== WHAT IS EXPECTED ==
Search the data for the string "records" and extract every line where it appears.

== RECORDED DATA ==
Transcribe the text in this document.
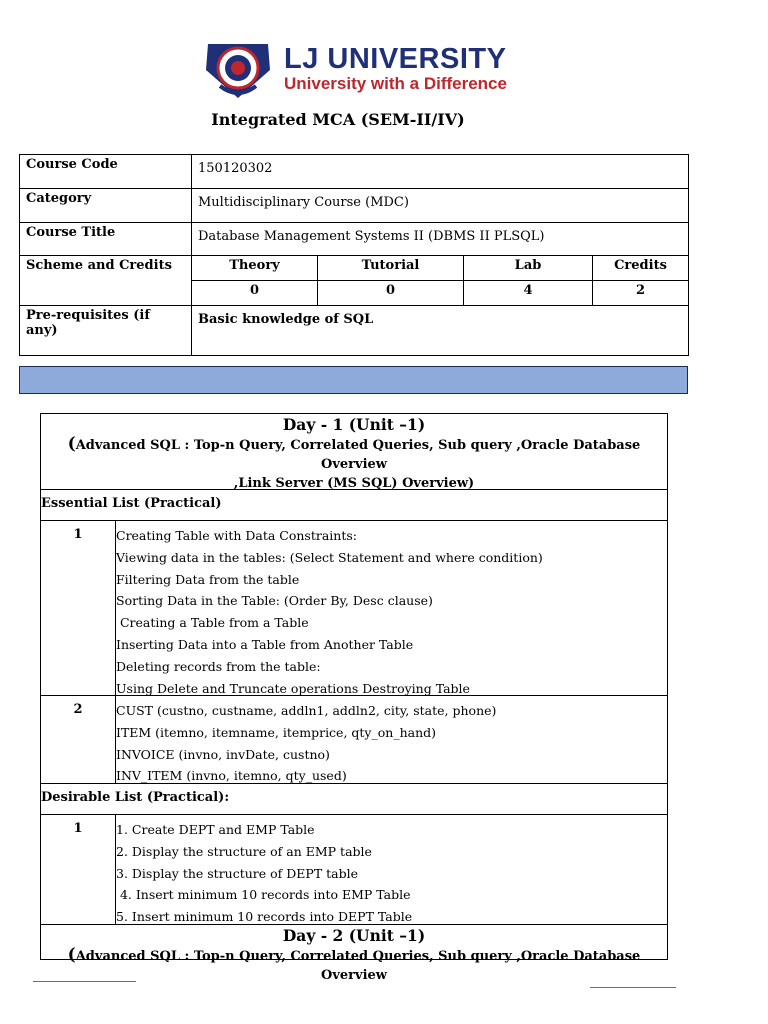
LJ UNIVERSITY
University with a Difference
Integrated MCA (SEM-II/IV)
Course Code	150120302
Category	Multidisciplinary Course (MDC)
Course Title	Database Management Systems II (DBMS II PLSQL)
Scheme and Credits		Theory	Tutorial	Lab	Credits
0	0	4	2

Pre-requisites (if any)	Basic knowledge of SQL
Day - 1 (Unit –1)
(Advanced SQL : Top-n Query, Correlated Queries, Sub query ,Oracle Database Overview
,Link Server (MS SQL) Overview)
Essential List (Practical)
1	Creating Table with Data Constraints:
Viewing data in the tables: (Select Statement and where condition)
Filtering Data from the table
Sorting Data in the Table: (Order By, Desc clause)
Creating a Table from a Table
Inserting Data into a Table from Another Table
Deleting records from the table:
Using Delete and Truncate operations Destroying Table
2	CUST (custno, custname, addln1, addln2, city, state, phone)
ITEM (itemno, itemname, itemprice, qty_on_hand)
INVOICE (invno, invDate, custno)
INV_ITEM (invno, itemno, qty_used)
Desirable List (Practical):
1	1. Create DEPT and EMP Table
2. Display the structure of an EMP table
3. Display the structure of DEPT table
4. Insert minimum 10 records into EMP Table
5. Insert minimum 10 records into DEPT Table
Day - 2 (Unit –1)
(Advanced SQL : Top-n Query, Correlated Queries, Sub query ,Oracle Database Overview
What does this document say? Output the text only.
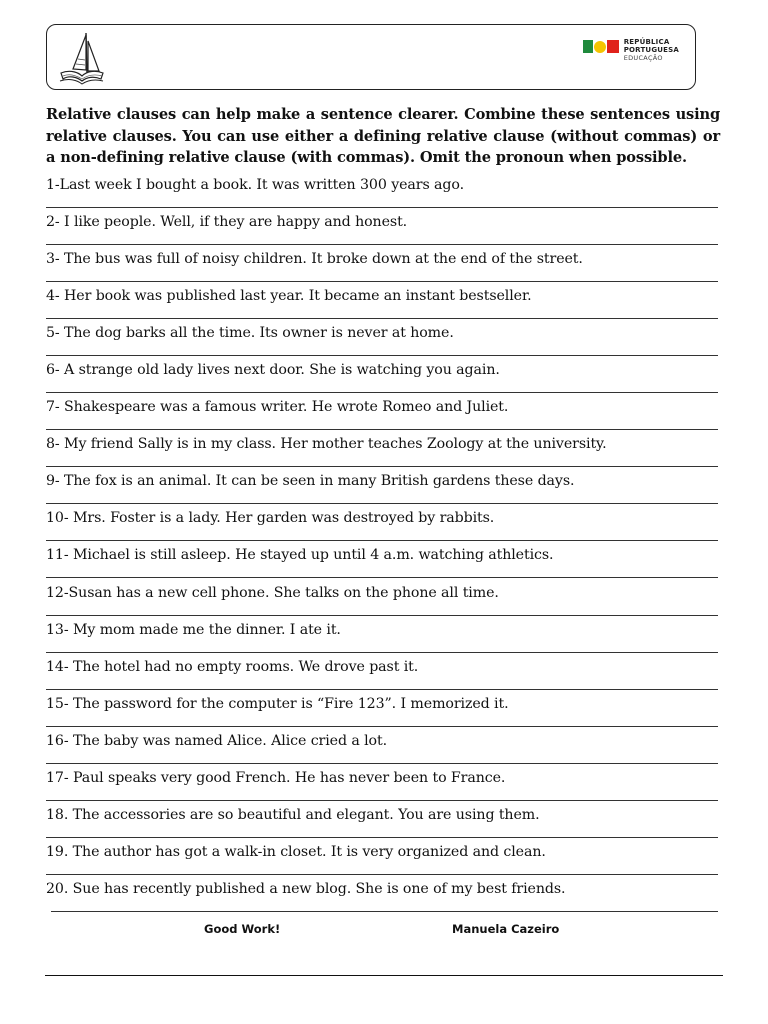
REPÚBLICA
PORTUGUESA
EDUCAÇÃO
Relative clauses can help make a sentence clearer. Combine these sentences using relative clauses. You can use either a defining relative clause (without commas) or a non-defining relative clause (with commas). Omit the pronoun when possible.
1-Last week I bought a book. It was written 300 years ago.
2- I like people. Well, if they are happy and honest.
3- The bus was full of noisy children. It broke down at the end of the street.
4- Her book was published last year. It became an instant bestseller.
5- The dog barks all the time. Its owner is never at home.
6- A strange old lady lives next door. She is watching you again.
7- Shakespeare was a famous writer. He wrote Romeo and Juliet.
8- My friend Sally is in my class. Her mother teaches Zoology at the university.
9- The fox is an animal. It can be seen in many British gardens these days.
10- Mrs. Foster is a lady. Her garden was destroyed by rabbits.
11- Michael is still asleep. He stayed up until 4 a.m. watching athletics.
12-Susan has a new cell phone. She talks on the phone all time.
13- My mom made me the dinner. I ate it.
14- The hotel had no empty rooms. We drove past it.
15- The password for the computer is “Fire 123”. I memorized it.
16- The baby was named Alice. Alice cried a lot.
17- Paul speaks very good French. He has never been to France.
18. The accessories are so beautiful and elegant. You are using them.
19. The author has got a walk-in closet. It is very organized and clean.
20. Sue has recently published a new blog. She is one of my best friends.
Good Work!	Manuela Cazeiro
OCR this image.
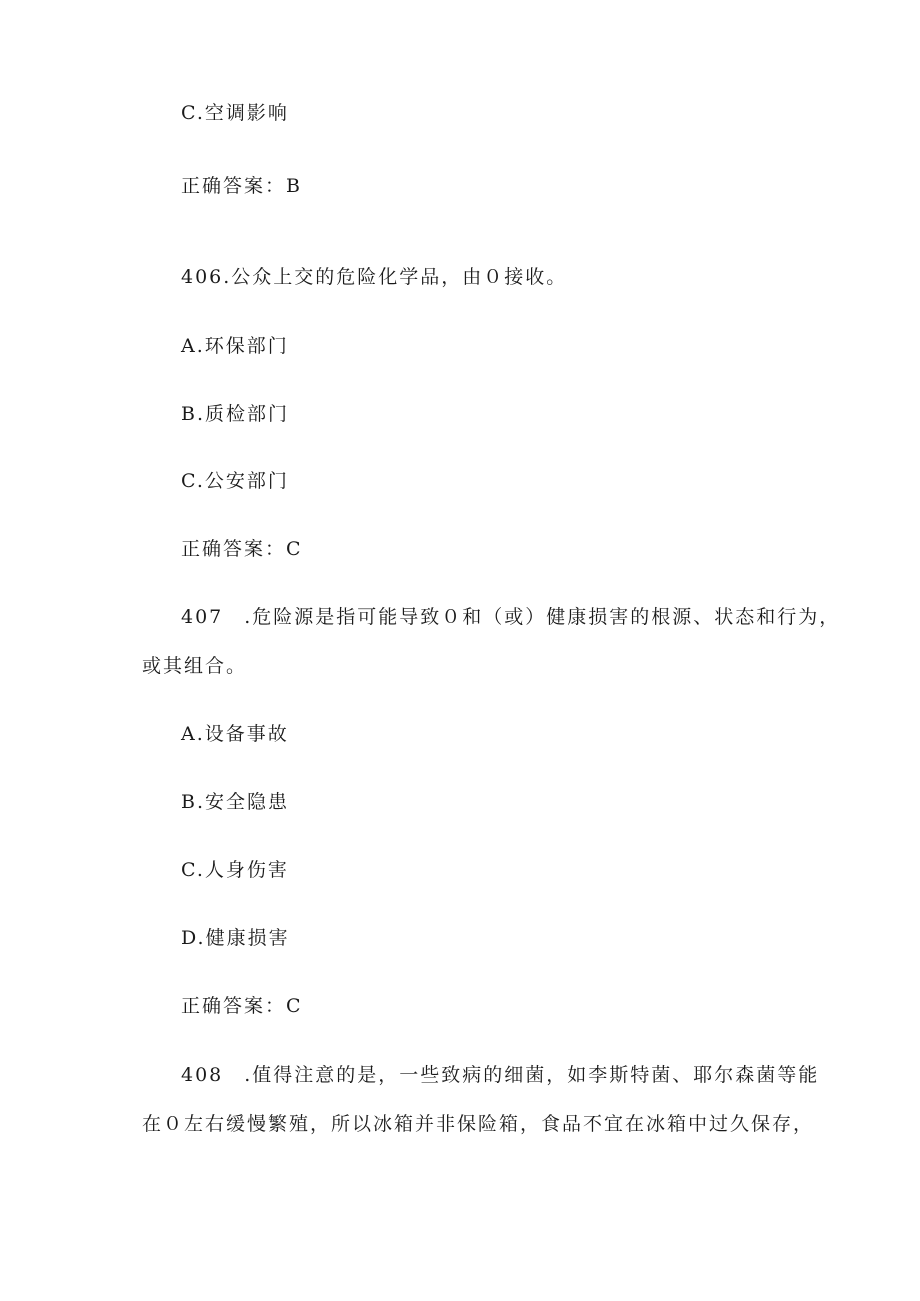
C.空调影响
正确答案：B
406.公众上交的危险化学品，由０接收。
A.环保部门
B.质检部门
C.公安部门
正确答案：C
407　.危险源是指可能导致０和（或）健康损害的根源、状态和行为，
或其组合。
A.设备事故
B.安全隐患
C.人身伤害
D.健康损害
正确答案：C
408　.值得注意的是，一些致病的细菌，如李斯特菌、耶尔森菌等能
在０左右缓慢繁殖，所以冰箱并非保险箱，食品不宜在冰箱中过久保存，
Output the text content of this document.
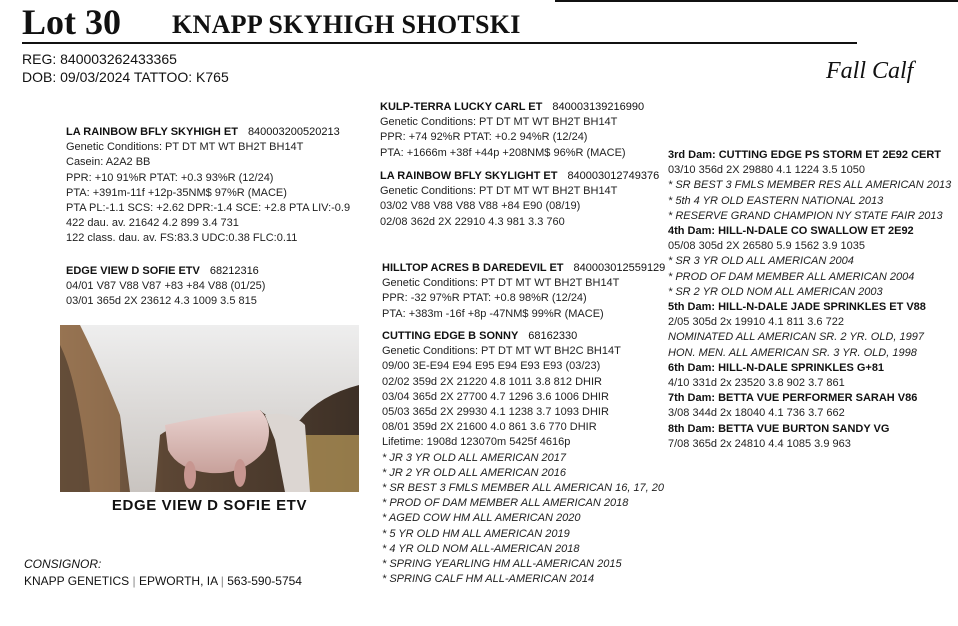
Lot 30 KNAPP SKYHIGH SHOTSKI
REG: 840003262433365
DOB: 09/03/2024 TATTOO: K765	Fall Calf
LA RAINBOW BFLY SKYHIGH ET 840003200520213
Genetic Conditions: PT DT MT WT BH2T BH14T
Casein: A2A2 BB
PPR: +10 91%R PTAT: +0.3 93%R (12/24)
PTA: +391m-11f +12p-35NM$ 97%R (MACE)
PTA PL:-1.1 SCS: +2.62 DPR:-1.4 SCE: +2.8 PTA LIV:-0.9
422 dau. av. 21642 4.2 899 3.4 731
122 class. dau. av. FS:83.3 UDC:0.38 FLC:0.11
EDGE VIEW D SOFIE ETV 68212316
04/01 V87 V88 V87 +83 +84 V88 (01/25)
03/01 365d 2X 23612 4.3 1009 3.5 815
EDGE VIEW D SOFIE ETV
KULP-TERRA LUCKY CARL ET 840003139216990
Genetic Conditions: PT DT MT WT BH2T BH14T
PPR: +74 92%R PTAT: +0.2 94%R (12/24)
PTA: +1666m +38f +44p +208NM$ 96%R (MACE)
LA RAINBOW BFLY SKYLIGHT ET 840003012749376
Genetic Conditions: PT DT MT WT BH2T BH14T
03/02 V88 V88 V88 V88 +84 E90 (08/19)
02/08 362d 2X 22910 4.3 981 3.3 760
HILLTOP ACRES B DAREDEVIL ET 840003012559129
Genetic Conditions: PT DT MT WT BH2T BH14T
PPR: -32 97%R PTAT: +0.8 98%R (12/24)
PTA: +383m -16f +8p -47NM$ 99%R (MACE)
CUTTING EDGE B SONNY 68162330
Genetic Conditions: PT DT MT WT BH2C BH14T
09/00 3E-E94 E94 E95 E94 E93 E93 (03/23)
02/02 359d 2X 21220 4.8 1011 3.8 812 DHIR
03/04 365d 2X 27700 4.7 1296 3.6 1006 DHIR
05/03 365d 2X 29930 4.1 1238 3.7 1093 DHIR
08/01 359d 2X 21600 4.0 861 3.6 770 DHIR
Lifetime: 1908d 123070m 5425f 4616p
* JR 3 YR OLD ALL AMERICAN 2017
* JR 2 YR OLD ALL AMERICAN 2016
* SR BEST 3 FMLS MEMBER ALL AMERICAN 16, 17, 20
* PROD OF DAM MEMBER ALL AMERICAN 2018
* AGED COW HM ALL AMERICAN 2020
* 5 YR OLD HM ALL AMERICAN 2019
* 4 YR OLD NOM ALL-AMERICAN 2018
* SPRING YEARLING HM ALL-AMERICAN 2015
* SPRING CALF HM ALL-AMERICAN 2014
3rd Dam: CUTTING EDGE PS STORM ET 2E92 CERT
03/10 356d 2X 29880 4.1 1224 3.5 1050
* SR BEST 3 FMLS MEMBER RES ALL AMERICAN 2013
* 5th 4 YR OLD EASTERN NATIONAL 2013
* RESERVE GRAND CHAMPION NY STATE FAIR 2013
4th Dam: HILL-N-DALE CO SWALLOW ET 2E92
05/08 305d 2X 26580 5.9 1562 3.9 1035
* SR 3 YR OLD ALL AMERICAN 2004
* PROD OF DAM MEMBER ALL AMERICAN 2004
* SR 2 YR OLD NOM ALL AMERICAN 2003
5th Dam: HILL-N-DALE JADE SPRINKLES ET V88
2/05 305d 2x 19910 4.1 811 3.6 722
NOMINATED ALL AMERICAN SR. 2 YR. OLD, 1997
HON. MEN. ALL AMERICAN SR. 3 YR. OLD, 1998
6th Dam: HILL-N-DALE SPRINKLES G+81
4/10 331d 2x 23520 3.8 902 3.7 861
7th Dam: BETTA VUE PERFORMER SARAH V86
3/08 344d 2x 18040 4.1 736 3.7 662
8th Dam: BETTA VUE BURTON SANDY VG
7/08 365d 2x 24810 4.4 1085 3.9 963
CONSIGNOR:
KNAPP GENETICS | EPWORTH, IA | 563-590-5754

== FINISHED ANSWER ==
Deleting records from the table:
4. Insert minimum 10 records into EMP Table
5. Insert minimum 10 records into DEPT Table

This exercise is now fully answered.